## BEGIN Records to use
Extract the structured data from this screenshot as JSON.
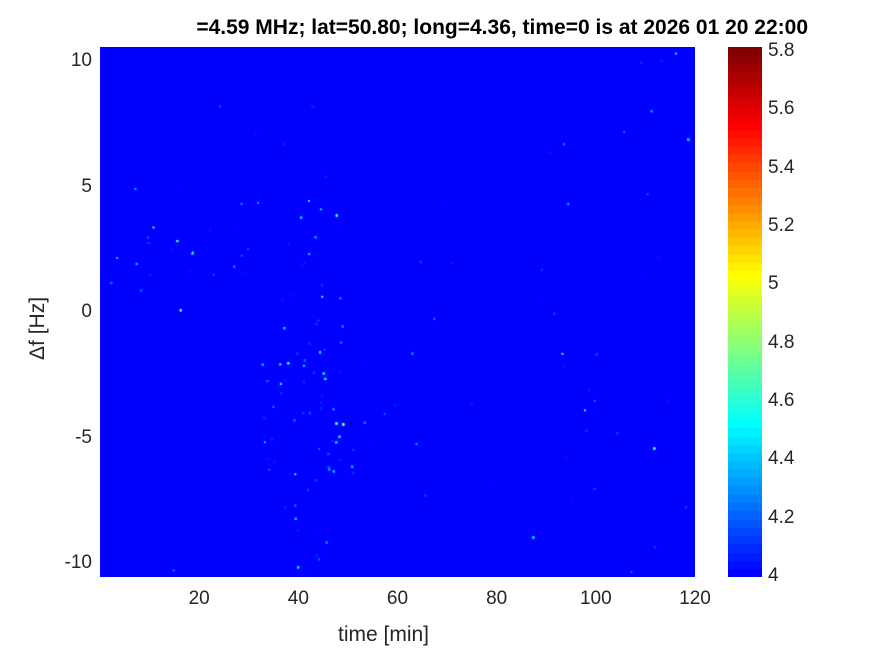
{
  "chart_data": {
    "type": "heatmap",
    "title": "=4.59 MHz;  lat=50.80; long=4.36, time=0 is at 2026 01 20 22:00",
    "xlabel": "time [min]",
    "ylabel": "Δf [Hz]",
    "xlim": [
      0,
      120
    ],
    "ylim": [
      -10.5,
      10.6
    ],
    "xticks": [
      20,
      40,
      60,
      80,
      100,
      120
    ],
    "xtick_labels": [
      "20",
      "40",
      "60",
      "80",
      "100",
      "120"
    ],
    "yticks": [
      10,
      5,
      0,
      -5,
      -10
    ],
    "ytick_labels": [
      "10",
      "5",
      "0",
      "-5",
      "-10"
    ],
    "colormap": "jet",
    "clim": [
      4,
      5.8
    ],
    "colorbar_ticks": [
      4,
      4.2,
      4.4,
      4.6,
      4.8,
      5,
      5.2,
      5.4,
      5.6,
      5.8
    ],
    "colorbar_tick_labels": [
      "4",
      "4.2",
      "4.4",
      "4.6",
      "4.8",
      "5",
      "5.2",
      "5.4",
      "5.6",
      "5.8"
    ],
    "background_value": 4,
    "grid": false
  }
}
## END Records to use
Which lines contain the word "time"? Copy each of them.

▸ Exercise response:
    "title": "=4.59 MHz;  lat=50.80; long=4.36, time=0 is at 2026 01 20 22:00",
    "xlabel": "time [min]",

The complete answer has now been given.